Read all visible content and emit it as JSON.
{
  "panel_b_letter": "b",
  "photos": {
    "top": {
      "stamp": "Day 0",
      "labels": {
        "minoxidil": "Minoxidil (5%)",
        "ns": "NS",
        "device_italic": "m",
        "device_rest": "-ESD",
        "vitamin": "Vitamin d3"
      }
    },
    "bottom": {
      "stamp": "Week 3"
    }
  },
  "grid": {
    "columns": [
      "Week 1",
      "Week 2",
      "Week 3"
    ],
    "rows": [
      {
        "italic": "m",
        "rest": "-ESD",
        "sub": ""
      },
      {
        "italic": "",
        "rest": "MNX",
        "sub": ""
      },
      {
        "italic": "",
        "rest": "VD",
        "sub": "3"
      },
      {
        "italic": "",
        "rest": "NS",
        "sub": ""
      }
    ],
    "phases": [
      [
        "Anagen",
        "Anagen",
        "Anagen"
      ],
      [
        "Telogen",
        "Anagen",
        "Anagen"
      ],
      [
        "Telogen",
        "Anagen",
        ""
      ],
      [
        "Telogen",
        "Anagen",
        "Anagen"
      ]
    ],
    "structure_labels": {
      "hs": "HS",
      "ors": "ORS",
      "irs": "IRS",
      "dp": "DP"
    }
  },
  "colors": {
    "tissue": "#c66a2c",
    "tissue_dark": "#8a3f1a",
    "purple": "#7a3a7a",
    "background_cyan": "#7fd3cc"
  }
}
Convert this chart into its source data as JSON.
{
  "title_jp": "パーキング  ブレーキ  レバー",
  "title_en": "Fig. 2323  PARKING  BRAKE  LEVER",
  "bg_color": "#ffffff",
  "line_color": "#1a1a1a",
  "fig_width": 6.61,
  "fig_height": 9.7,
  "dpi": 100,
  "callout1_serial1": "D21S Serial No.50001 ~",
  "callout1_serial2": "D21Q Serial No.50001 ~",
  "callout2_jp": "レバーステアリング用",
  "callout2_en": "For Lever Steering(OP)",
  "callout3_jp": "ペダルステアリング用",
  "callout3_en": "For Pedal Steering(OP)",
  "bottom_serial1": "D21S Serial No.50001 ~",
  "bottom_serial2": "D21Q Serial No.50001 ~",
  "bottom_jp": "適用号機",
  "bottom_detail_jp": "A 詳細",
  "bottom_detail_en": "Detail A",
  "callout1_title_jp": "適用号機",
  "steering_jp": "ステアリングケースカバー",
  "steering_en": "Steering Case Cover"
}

● ● ● ● ● ● ●

### STATED GOAL
Lines that include the word "適用号機" are to be extracted from the data above.

### CORRECT RESPONSE
  "bottom_jp": "適用号機",
  "callout1_title_jp": "適用号機",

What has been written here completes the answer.